> Short problem
Skip the images and return the records below exactly.
——
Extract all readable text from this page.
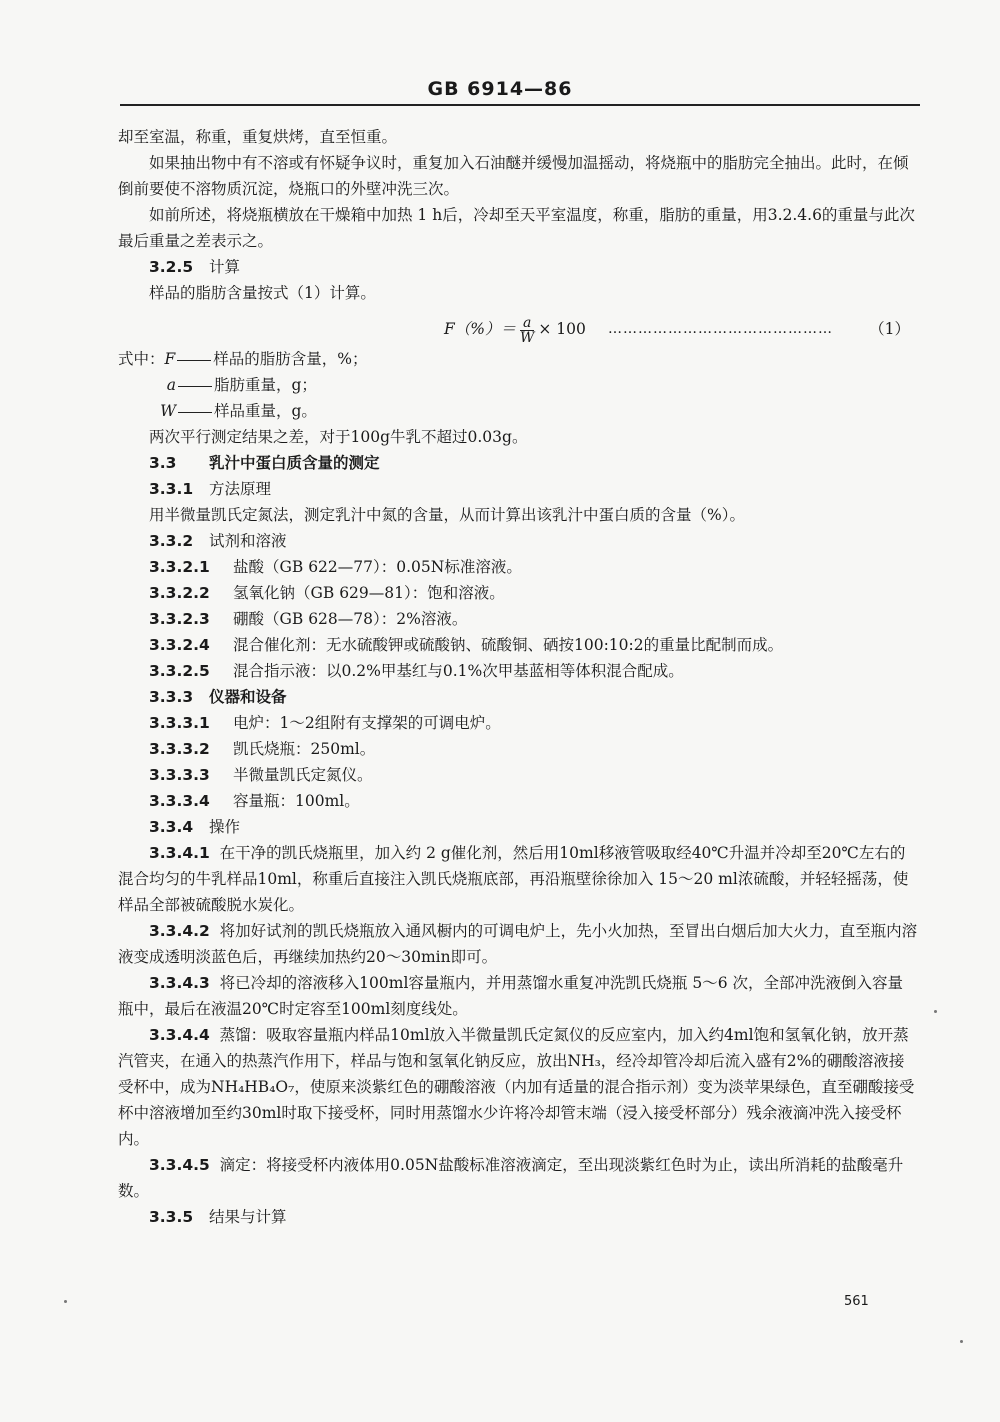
GB 6914—86

却至室温，称重，重复烘烤，直至恒重。

如果抽出物中有不溶或有怀疑争议时，重复加入石油醚并缓慢加温摇动，将烧瓶中的脂肪完全抽出。此时，在倾倒前要使不溶物质沉淀，烧瓶口的外壁冲洗三次。

如前所述，将烧瓶横放在干燥箱中加热 1 h后，冷却至天平室温度，称重，脂肪的重量，用3.2.4.6的重量与此次最后重量之差表示之。

3.2.5 计算

样品的脂肪含量按式（1）计算。

$F(\%)= \frac{a}{W} \times 100$ ……………………………………… （1）

式中：F 样品的脂肪含量，%；

a 脂肪重量，g；

W 样品重量，g。

两次平行测定结果之差，对于100g牛乳不超过0.03g。

3.3 乳汁中蛋白质含量的测定

3.3.1 方法原理

用半微量凯氏定氮法，测定乳汁中氮的含量，从而计算出该乳汁中蛋白质的含量（%）。

3.3.2 试剂和溶液

3.3.2.1 盐酸（GB 622—77）：0.05N标准溶液。

3.3.2.2 氢氧化钠（GB 629—81）：饱和溶液。

3.3.2.3 硼酸（GB 628—78）：2%溶液。

3.3.2.4 混合催化剂：无水硫酸钾或硫酸钠、硫酸铜、硒按100:10:2的重量比配制而成。

3.3.2.5 混合指示液：以0.2%甲基红与0.1%次甲基蓝相等体积混合配成。

3.3.3 仪器和设备

3.3.3.1 电炉：1～2组附有支撑架的可调电炉。

3.3.3.2 凯氏烧瓶：250ml。

3.3.3.3 半微量凯氏定氮仪。

3.3.3.4 容量瓶：100ml。

3.3.4 操作

3.3.4.1 在干净的凯氏烧瓶里，加入约 2 g催化剂，然后用10ml移液管吸取经40℃升温并冷却至20℃左右的混合均匀的牛乳样品10ml，称重后直接注入凯氏烧瓶底部，再沿瓶壁徐徐加入 15～20 ml浓硫酸，并轻轻摇荡，使样品全部被硫酸脱水炭化。

3.3.4.2 将加好试剂的凯氏烧瓶放入通风橱内的可调电炉上，先小火加热，至冒出白烟后加大火力，直至瓶内溶液变成透明淡蓝色后，再继续加热约20～30min即可。

3.3.4.3 将已冷却的溶液移入100ml容量瓶内，并用蒸馏水重复冲洗凯氏烧瓶 5～6 次，全部冲洗液倒入容量瓶中，最后在液温20℃时定容至100ml刻度线处。

3.3.4.4 蒸馏：吸取容量瓶内样品10ml放入半微量凯氏定氮仪的反应室内，加入约4ml饱和氢氧化钠，放开蒸汽管夹，在通入的热蒸汽作用下，样品与饱和氢氧化钠反应，放出NH₃，经冷却管冷却后流入盛有2%的硼酸溶液接受杯中，成为NH₄HB₄O₇，使原来淡紫红色的硼酸溶液（内加有适量的混合指示剂）变为淡苹果绿色，直至硼酸接受杯中溶液增加至约30ml时取下接受杯，同时用蒸馏水少许将冷却管末端（浸入接受杯部分）残余液滴冲洗入接受杯内。

3.3.4.5 滴定：将接受杯内液体用0.05N盐酸标准溶液滴定，至出现淡紫红色时为止，读出所消耗的盐酸毫升数。

3.3.5 结果与计算

561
——
> Reply
Extract all readable text from this page.
GB 6914—86

却至室温，称重，重复烘烤，直至恒重。

如果抽出物中有不溶或有怀疑争议时，重复加入石油醚并缓慢加温摇动，将烧瓶中的脂肪完全抽出。此时，在倾倒前要使不溶物质沉淀，烧瓶口的外壁冲洗三次。

如前所述，将烧瓶横放在干燥箱中加热 1 h后，冷却至天平室温度，称重，脂肪的重量，用3.2.4.6的重量与此次最后重量之差表示之。

3.2.5 计算

样品的脂肪含量按式（1）计算。

$F(\%)= \frac{a}{W} \times 100$ ……………………………………… （1）

式中：F 样品的脂肪含量，%；

a 脂肪重量，g；

W 样品重量，g。

两次平行测定结果之差，对于100g牛乳不超过0.03g。

3.3 乳汁中蛋白质含量的测定

3.3.1 方法原理

用半微量凯氏定氮法，测定乳汁中氮的含量，从而计算出该乳汁中蛋白质的含量（%）。

3.3.2 试剂和溶液

3.3.2.1 盐酸（GB 622—77）：0.05N标准溶液。

3.3.2.2 氢氧化钠（GB 629—81）：饱和溶液。

3.3.2.3 硼酸（GB 628—78）：2%溶液。

3.3.2.4 混合催化剂：无水硫酸钾或硫酸钠、硫酸铜、硒按100:10:2的重量比配制而成。

3.3.2.5 混合指示液：以0.2%甲基红与0.1%次甲基蓝相等体积混合配成。

3.3.3 仪器和设备

3.3.3.1 电炉：1～2组附有支撑架的可调电炉。

3.3.3.2 凯氏烧瓶：250ml。

3.3.3.3 半微量凯氏定氮仪。

3.3.3.4 容量瓶：100ml。

3.3.4 操作

3.3.4.1 在干净的凯氏烧瓶里，加入约 2 g催化剂，然后用10ml移液管吸取经40℃升温并冷却至20℃左右的混合均匀的牛乳样品10ml，称重后直接注入凯氏烧瓶底部，再沿瓶壁徐徐加入 15～20 ml浓硫酸，并轻轻摇荡，使样品全部被硫酸脱水炭化。

3.3.4.2 将加好试剂的凯氏烧瓶放入通风橱内的可调电炉上，先小火加热，至冒出白烟后加大火力，直至瓶内溶液变成透明淡蓝色后，再继续加热约20～30min即可。

3.3.4.3 将已冷却的溶液移入100ml容量瓶内，并用蒸馏水重复冲洗凯氏烧瓶 5～6 次，全部冲洗液倒入容量瓶中，最后在液温20℃时定容至100ml刻度线处。

3.3.4.4 蒸馏：吸取容量瓶内样品10ml放入半微量凯氏定氮仪的反应室内，加入约4ml饱和氢氧化钠，放开蒸汽管夹，在通入的热蒸汽作用下，样品与饱和氢氧化钠反应，放出NH₃，经冷却管冷却后流入盛有2%的硼酸溶液接受杯中，成为NH₄HB₄O₇，使原来淡紫红色的硼酸溶液（内加有适量的混合指示剂）变为淡苹果绿色，直至硼酸接受杯中溶液增加至约30ml时取下接受杯，同时用蒸馏水少许将冷却管末端（浸入接受杯部分）残余液滴冲洗入接受杯内。

3.3.4.5 滴定：将接受杯内液体用0.05N盐酸标准溶液滴定，至出现淡紫红色时为止，读出所消耗的盐酸毫升数。

3.3.5 结果与计算

561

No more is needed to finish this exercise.